GOAL: Check each line of the listing, and copy it if it contains the word "Forecast".

SOURCE DATA:
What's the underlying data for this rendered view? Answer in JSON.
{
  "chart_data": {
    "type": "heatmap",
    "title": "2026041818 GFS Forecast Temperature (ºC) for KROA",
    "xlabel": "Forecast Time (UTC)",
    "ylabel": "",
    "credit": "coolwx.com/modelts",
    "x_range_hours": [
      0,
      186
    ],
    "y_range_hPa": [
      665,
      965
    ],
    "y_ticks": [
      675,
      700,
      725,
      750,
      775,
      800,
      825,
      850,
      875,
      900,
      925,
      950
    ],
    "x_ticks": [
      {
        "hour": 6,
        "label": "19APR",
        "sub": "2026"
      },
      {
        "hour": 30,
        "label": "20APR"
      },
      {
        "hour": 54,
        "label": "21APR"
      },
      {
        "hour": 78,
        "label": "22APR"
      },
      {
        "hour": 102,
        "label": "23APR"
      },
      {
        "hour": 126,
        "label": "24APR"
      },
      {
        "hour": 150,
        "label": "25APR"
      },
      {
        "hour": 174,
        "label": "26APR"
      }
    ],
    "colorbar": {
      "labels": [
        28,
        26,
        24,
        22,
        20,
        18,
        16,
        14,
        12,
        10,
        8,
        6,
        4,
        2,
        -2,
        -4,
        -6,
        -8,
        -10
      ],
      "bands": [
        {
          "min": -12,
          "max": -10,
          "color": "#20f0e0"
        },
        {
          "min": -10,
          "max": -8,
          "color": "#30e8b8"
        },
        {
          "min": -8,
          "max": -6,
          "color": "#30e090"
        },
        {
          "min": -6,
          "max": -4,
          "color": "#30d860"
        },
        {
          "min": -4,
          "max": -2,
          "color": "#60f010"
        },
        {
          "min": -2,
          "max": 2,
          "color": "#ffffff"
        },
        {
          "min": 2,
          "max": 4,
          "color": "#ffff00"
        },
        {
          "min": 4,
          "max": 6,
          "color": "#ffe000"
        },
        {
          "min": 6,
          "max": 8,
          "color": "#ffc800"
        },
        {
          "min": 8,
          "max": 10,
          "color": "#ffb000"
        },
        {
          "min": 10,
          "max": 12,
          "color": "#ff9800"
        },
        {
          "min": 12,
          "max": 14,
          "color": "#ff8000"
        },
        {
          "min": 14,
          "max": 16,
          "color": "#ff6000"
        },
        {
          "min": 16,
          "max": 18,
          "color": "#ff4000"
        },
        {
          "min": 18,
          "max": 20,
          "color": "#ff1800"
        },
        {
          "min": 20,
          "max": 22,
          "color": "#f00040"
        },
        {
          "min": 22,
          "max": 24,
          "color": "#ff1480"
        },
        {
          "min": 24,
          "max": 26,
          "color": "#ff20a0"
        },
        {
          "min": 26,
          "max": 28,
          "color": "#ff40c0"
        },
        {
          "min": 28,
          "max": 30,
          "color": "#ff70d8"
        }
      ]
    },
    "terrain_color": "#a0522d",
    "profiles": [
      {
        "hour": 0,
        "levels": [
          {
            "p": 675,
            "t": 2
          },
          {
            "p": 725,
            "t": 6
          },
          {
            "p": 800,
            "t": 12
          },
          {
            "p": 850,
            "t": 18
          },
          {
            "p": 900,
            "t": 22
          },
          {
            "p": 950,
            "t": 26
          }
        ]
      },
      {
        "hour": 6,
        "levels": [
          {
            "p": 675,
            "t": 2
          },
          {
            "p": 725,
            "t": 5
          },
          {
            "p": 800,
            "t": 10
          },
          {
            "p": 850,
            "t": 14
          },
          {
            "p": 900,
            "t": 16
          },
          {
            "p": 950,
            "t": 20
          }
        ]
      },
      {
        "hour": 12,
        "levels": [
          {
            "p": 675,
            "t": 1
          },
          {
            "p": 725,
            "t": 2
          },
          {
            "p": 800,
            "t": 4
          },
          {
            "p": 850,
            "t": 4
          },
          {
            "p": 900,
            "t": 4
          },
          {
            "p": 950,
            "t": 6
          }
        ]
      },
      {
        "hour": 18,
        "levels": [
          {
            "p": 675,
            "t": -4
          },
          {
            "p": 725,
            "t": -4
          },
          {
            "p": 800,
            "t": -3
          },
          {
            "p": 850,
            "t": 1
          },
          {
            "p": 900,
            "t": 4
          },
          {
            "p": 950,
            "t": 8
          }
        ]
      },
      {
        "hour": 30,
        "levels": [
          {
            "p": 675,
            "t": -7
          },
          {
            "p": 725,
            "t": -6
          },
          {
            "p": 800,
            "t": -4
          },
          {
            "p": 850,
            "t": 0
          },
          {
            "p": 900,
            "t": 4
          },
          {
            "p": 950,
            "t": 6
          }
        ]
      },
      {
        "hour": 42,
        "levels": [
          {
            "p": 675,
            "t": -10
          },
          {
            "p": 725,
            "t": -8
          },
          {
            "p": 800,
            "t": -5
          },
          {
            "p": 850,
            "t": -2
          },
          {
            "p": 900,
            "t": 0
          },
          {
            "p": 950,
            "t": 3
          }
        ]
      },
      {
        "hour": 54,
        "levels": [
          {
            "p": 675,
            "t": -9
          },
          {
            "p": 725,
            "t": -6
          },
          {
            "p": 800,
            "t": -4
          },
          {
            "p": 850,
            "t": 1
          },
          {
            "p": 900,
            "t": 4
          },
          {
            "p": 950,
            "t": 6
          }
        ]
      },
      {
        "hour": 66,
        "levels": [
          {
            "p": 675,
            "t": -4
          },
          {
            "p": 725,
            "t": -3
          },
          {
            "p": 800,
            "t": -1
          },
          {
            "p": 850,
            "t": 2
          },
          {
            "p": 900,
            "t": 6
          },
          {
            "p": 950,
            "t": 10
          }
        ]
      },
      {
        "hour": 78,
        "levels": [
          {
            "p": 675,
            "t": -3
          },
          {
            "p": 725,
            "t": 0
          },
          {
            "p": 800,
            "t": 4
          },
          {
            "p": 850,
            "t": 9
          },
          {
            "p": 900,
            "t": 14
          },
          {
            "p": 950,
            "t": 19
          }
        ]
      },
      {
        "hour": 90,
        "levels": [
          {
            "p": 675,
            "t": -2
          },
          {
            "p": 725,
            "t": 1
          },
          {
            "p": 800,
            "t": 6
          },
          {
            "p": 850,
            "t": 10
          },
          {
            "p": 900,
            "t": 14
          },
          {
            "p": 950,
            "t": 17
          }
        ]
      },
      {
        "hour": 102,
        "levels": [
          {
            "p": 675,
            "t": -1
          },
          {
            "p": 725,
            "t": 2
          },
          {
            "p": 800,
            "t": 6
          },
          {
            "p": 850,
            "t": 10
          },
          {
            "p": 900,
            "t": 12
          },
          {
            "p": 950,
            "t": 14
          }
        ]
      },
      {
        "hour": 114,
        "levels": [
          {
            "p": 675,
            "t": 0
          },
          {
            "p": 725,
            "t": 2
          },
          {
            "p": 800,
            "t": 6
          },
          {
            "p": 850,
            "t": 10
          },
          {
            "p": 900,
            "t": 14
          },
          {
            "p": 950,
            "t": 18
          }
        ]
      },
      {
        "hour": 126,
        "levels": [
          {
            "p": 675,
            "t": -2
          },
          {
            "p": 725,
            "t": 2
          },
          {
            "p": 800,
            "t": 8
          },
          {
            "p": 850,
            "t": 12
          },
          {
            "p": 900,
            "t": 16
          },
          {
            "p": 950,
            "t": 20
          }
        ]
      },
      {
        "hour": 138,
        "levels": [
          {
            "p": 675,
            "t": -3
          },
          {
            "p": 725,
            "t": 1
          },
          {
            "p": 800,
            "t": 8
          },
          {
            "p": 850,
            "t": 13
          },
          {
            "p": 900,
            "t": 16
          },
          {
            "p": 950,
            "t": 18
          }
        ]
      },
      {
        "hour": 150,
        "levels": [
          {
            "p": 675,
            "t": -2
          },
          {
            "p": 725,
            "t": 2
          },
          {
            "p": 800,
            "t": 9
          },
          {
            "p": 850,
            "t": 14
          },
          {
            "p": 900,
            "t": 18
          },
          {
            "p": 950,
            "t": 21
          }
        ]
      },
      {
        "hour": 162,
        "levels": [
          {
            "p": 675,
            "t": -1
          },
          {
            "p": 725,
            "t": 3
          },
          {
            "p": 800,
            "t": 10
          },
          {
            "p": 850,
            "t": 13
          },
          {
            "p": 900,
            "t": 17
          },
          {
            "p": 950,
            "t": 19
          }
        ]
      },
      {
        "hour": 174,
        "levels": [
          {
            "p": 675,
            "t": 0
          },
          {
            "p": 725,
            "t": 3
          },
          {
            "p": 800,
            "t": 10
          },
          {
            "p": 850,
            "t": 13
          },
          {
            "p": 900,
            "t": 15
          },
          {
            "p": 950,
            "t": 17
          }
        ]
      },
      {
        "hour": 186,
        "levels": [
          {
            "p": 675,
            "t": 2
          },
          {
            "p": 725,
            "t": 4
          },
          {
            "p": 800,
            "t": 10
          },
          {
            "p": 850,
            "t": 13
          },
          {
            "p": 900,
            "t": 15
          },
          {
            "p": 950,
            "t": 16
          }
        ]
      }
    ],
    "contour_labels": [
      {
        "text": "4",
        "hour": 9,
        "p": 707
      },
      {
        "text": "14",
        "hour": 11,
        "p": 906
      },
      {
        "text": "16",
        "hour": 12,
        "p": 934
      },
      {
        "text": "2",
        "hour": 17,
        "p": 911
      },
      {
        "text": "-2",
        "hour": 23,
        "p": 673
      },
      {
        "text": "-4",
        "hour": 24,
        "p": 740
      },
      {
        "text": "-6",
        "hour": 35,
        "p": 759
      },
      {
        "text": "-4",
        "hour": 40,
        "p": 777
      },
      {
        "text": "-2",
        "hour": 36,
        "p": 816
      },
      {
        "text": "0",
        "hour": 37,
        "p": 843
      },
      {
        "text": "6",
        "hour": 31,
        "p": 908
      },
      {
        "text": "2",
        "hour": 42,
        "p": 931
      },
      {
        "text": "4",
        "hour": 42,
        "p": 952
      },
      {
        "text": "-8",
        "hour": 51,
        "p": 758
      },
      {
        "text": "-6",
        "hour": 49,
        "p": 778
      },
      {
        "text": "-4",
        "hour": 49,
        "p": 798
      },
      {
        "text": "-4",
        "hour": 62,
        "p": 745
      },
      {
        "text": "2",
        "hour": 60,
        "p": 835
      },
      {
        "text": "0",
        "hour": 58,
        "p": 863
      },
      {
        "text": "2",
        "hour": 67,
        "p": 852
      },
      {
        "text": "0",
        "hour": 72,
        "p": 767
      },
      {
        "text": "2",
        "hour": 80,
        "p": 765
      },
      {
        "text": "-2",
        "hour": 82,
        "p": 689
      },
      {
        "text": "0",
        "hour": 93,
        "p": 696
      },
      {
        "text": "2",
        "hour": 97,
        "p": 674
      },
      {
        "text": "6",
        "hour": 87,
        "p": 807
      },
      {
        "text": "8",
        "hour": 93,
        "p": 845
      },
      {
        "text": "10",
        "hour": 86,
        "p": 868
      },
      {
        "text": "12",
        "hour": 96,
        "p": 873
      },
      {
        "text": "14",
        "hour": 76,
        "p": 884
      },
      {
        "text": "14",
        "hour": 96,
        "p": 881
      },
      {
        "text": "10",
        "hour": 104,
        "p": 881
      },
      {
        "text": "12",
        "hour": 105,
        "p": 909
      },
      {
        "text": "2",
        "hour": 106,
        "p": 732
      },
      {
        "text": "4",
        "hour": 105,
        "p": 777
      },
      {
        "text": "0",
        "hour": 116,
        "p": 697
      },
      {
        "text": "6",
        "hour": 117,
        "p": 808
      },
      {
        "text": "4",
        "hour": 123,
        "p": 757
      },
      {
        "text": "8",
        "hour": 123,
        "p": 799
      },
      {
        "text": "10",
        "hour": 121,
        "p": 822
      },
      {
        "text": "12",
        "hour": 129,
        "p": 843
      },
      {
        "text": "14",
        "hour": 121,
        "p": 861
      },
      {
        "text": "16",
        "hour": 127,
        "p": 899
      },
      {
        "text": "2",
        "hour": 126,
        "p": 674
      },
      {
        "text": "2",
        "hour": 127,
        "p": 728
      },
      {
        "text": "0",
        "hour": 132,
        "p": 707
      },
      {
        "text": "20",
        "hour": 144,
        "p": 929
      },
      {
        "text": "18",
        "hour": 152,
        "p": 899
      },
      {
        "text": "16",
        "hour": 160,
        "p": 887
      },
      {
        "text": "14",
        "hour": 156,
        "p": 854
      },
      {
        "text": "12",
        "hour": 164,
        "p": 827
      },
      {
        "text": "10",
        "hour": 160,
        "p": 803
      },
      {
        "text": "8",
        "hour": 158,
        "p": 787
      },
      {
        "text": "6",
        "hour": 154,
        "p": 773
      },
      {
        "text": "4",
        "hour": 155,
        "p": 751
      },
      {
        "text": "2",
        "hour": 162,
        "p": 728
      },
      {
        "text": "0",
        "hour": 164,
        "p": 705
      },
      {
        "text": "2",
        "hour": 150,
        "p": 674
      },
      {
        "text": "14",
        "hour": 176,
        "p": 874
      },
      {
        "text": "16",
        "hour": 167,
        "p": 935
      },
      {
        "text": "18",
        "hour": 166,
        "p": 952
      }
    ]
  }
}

OUTPUT FOR THIS TASK:
    "title": "2026041818 GFS Forecast Temperature (ºC) for KROA",
    "xlabel": "Forecast Time (UTC)",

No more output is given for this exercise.